WRITTEN REQUEST = Copy all the entries word for word, but omit the pictures.

━━━━━ DATA EXTRACT

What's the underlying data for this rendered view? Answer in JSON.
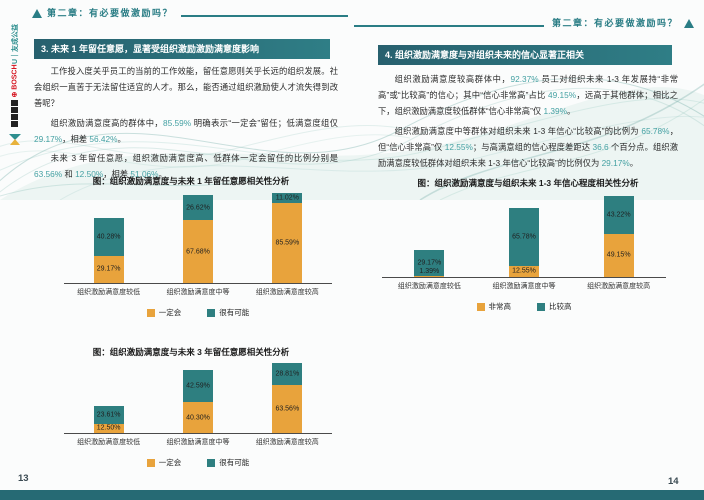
{
  "chapter_title": "第二章：有必要做激励吗？",
  "sidebar": {
    "logos": [
      {
        "label": "U｜友成公益"
      },
      {
        "label": "⊕ BOSCH"
      }
    ]
  },
  "page_left": {
    "page_number": "13",
    "section_title": "3. 未来 1 年留任意愿，显著受组织激励激励满意度影响",
    "paragraphs": [
      "工作投入度关乎员工的当前的工作效能，留任意愿则关乎长远的组织发展。社会组织一直苦于无法留住适宜的人才。那么，能否通过组织激励使人才流失得到改善呢？",
      "组织激励满意度高的群体中，85.59% 明确表示“一定会”留任；低满意度组仅 29.17%，相差 56.42%。",
      "未来 3 年留任意愿，组织激励满意度高、低群体一定会留任的比例分别是 63.56% 和 12.50%，相差 51.06%。"
    ],
    "chart1_title": "图：组织激励满意度与未来 1 年留任意愿相关性分析",
    "chart2_title": "图：组织激励满意度与未来 3 年留任意愿相关性分析"
  },
  "page_right": {
    "page_number": "14",
    "section_title": "4. 组织激励满意度与对组织未来的信心显著正相关",
    "paragraphs": [
      "组织激励满意度较高群体中，92.37% 员工对组织未来 1-3 年发展持“非常高”或“比较高”的信心；其中“信心非常高”占比 49.15%，远高于其他群体；相比之下，组织激励满意度较低群体“信心非常高”仅 1.39%。",
      "组织激励满意度中等群体对组织未来 1-3 年信心“比较高”的比例为 65.78%，但“信心非常高”仅 12.55%；与高满意组的信心程度差距达 36.6 个百分点。组织激励满意度较低群体对组织未来 1-3 年信心“比较高”的比例仅为 29.17%。"
    ],
    "chart_title": "图：组织激励满意度与组织未来 1-3 年信心程度相关性分析"
  },
  "chart_data": [
    {
      "type": "bar",
      "stacked": true,
      "title": "图：组织激励满意度与未来 1 年留任意愿相关性分析",
      "categories": [
        "组织激励满意度较低",
        "组织激励满意度中等",
        "组织激励满意度较高"
      ],
      "series": [
        {
          "name": "一定会",
          "color": "#E8A33C",
          "values": [
            29.17,
            67.68,
            85.59
          ]
        },
        {
          "name": "很有可能",
          "color": "#2E7F80",
          "values": [
            40.28,
            26.62,
            11.02
          ]
        }
      ],
      "ylim": [
        0,
        100
      ],
      "legend_position": "bottom"
    },
    {
      "type": "bar",
      "stacked": true,
      "title": "图：组织激励满意度与未来 3 年留任意愿相关性分析",
      "categories": [
        "组织激励满意度较低",
        "组织激励满意度中等",
        "组织激励满意度较高"
      ],
      "series": [
        {
          "name": "一定会",
          "color": "#E8A33C",
          "values": [
            12.5,
            40.3,
            63.56
          ]
        },
        {
          "name": "很有可能",
          "color": "#2E7F80",
          "values": [
            23.61,
            42.59,
            28.81
          ]
        }
      ],
      "ylim": [
        0,
        100
      ],
      "legend_position": "bottom"
    },
    {
      "type": "bar",
      "stacked": true,
      "title": "图：组织激励满意度与组织未来 1-3 年信心程度相关性分析",
      "categories": [
        "组织激励满意度较低",
        "组织激励满意度中等",
        "组织激励满意度较高"
      ],
      "series": [
        {
          "name": "非常高",
          "color": "#E8A33C",
          "values": [
            1.39,
            12.55,
            49.15
          ]
        },
        {
          "name": "比较高",
          "color": "#2E7F80",
          "values": [
            29.17,
            65.78,
            43.22
          ]
        }
      ],
      "ylim": [
        0,
        100
      ],
      "legend_position": "bottom"
    }
  ],
  "colors": {
    "accent_teal": "#2A7D85",
    "section_bar_gradient": [
      "#27606E",
      "#2F7E86"
    ],
    "bar_orange": "#E8A33C",
    "bar_teal": "#2E7F80",
    "number_highlight": "#45A1A3",
    "footer_bar": "#266A74"
  }
}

━━━━━━━━━━

COMPLETE RESPONSE =
What's the underlying data for this rendered view? Answer in JSON.
{
  "chapter_title": "第二章：有必要做激励吗？",
  "sidebar": {
    "logos": [
      {
        "label": "U｜友成公益"
      },
      {
        "label": "⊕ BOSCH"
      }
    ]
  },
  "page_left": {
    "page_number": "13",
    "section_title": "3. 未来 1 年留任意愿，显著受组织激励激励满意度影响",
    "paragraphs": [
      "工作投入度关乎员工的当前的工作效能，留任意愿则关乎长远的组织发展。社会组织一直苦于无法留住适宜的人才。那么，能否通过组织激励使人才流失得到改善呢？",
      "组织激励满意度高的群体中，85.59% 明确表示“一定会”留任；低满意度组仅 29.17%，相差 56.42%。",
      "未来 3 年留任意愿，组织激励满意度高、低群体一定会留任的比例分别是 63.56% 和 12.50%，相差 51.06%。"
    ],
    "chart1_title": "图：组织激励满意度与未来 1 年留任意愿相关性分析",
    "chart2_title": "图：组织激励满意度与未来 3 年留任意愿相关性分析"
  },
  "page_right": {
    "page_number": "14",
    "section_title": "4. 组织激励满意度与对组织未来的信心显著正相关",
    "paragraphs": [
      "组织激励满意度较高群体中，92.37% 员工对组织未来 1-3 年发展持“非常高”或“比较高”的信心；其中“信心非常高”占比 49.15%，远高于其他群体；相比之下，组织激励满意度较低群体“信心非常高”仅 1.39%。",
      "组织激励满意度中等群体对组织未来 1-3 年信心“比较高”的比例为 65.78%，但“信心非常高”仅 12.55%；与高满意组的信心程度差距达 36.6 个百分点。组织激励满意度较低群体对组织未来 1-3 年信心“比较高”的比例仅为 29.17%。"
    ],
    "chart_title": "图：组织激励满意度与组织未来 1-3 年信心程度相关性分析"
  },
  "chart_data": [
    {
      "type": "bar",
      "stacked": true,
      "title": "图：组织激励满意度与未来 1 年留任意愿相关性分析",
      "categories": [
        "组织激励满意度较低",
        "组织激励满意度中等",
        "组织激励满意度较高"
      ],
      "series": [
        {
          "name": "一定会",
          "color": "#E8A33C",
          "values": [
            29.17,
            67.68,
            85.59
          ]
        },
        {
          "name": "很有可能",
          "color": "#2E7F80",
          "values": [
            40.28,
            26.62,
            11.02
          ]
        }
      ],
      "ylim": [
        0,
        100
      ],
      "legend_position": "bottom"
    },
    {
      "type": "bar",
      "stacked": true,
      "title": "图：组织激励满意度与未来 3 年留任意愿相关性分析",
      "categories": [
        "组织激励满意度较低",
        "组织激励满意度中等",
        "组织激励满意度较高"
      ],
      "series": [
        {
          "name": "一定会",
          "color": "#E8A33C",
          "values": [
            12.5,
            40.3,
            63.56
          ]
        },
        {
          "name": "很有可能",
          "color": "#2E7F80",
          "values": [
            23.61,
            42.59,
            28.81
          ]
        }
      ],
      "ylim": [
        0,
        100
      ],
      "legend_position": "bottom"
    },
    {
      "type": "bar",
      "stacked": true,
      "title": "图：组织激励满意度与组织未来 1-3 年信心程度相关性分析",
      "categories": [
        "组织激励满意度较低",
        "组织激励满意度中等",
        "组织激励满意度较高"
      ],
      "series": [
        {
          "name": "非常高",
          "color": "#E8A33C",
          "values": [
            1.39,
            12.55,
            49.15
          ]
        },
        {
          "name": "比较高",
          "color": "#2E7F80",
          "values": [
            29.17,
            65.78,
            43.22
          ]
        }
      ],
      "ylim": [
        0,
        100
      ],
      "legend_position": "bottom"
    }
  ],
  "colors": {
    "accent_teal": "#2A7D85",
    "section_bar_gradient": [
      "#27606E",
      "#2F7E86"
    ],
    "bar_orange": "#E8A33C",
    "bar_teal": "#2E7F80",
    "number_highlight": "#45A1A3",
    "footer_bar": "#266A74"
  }
}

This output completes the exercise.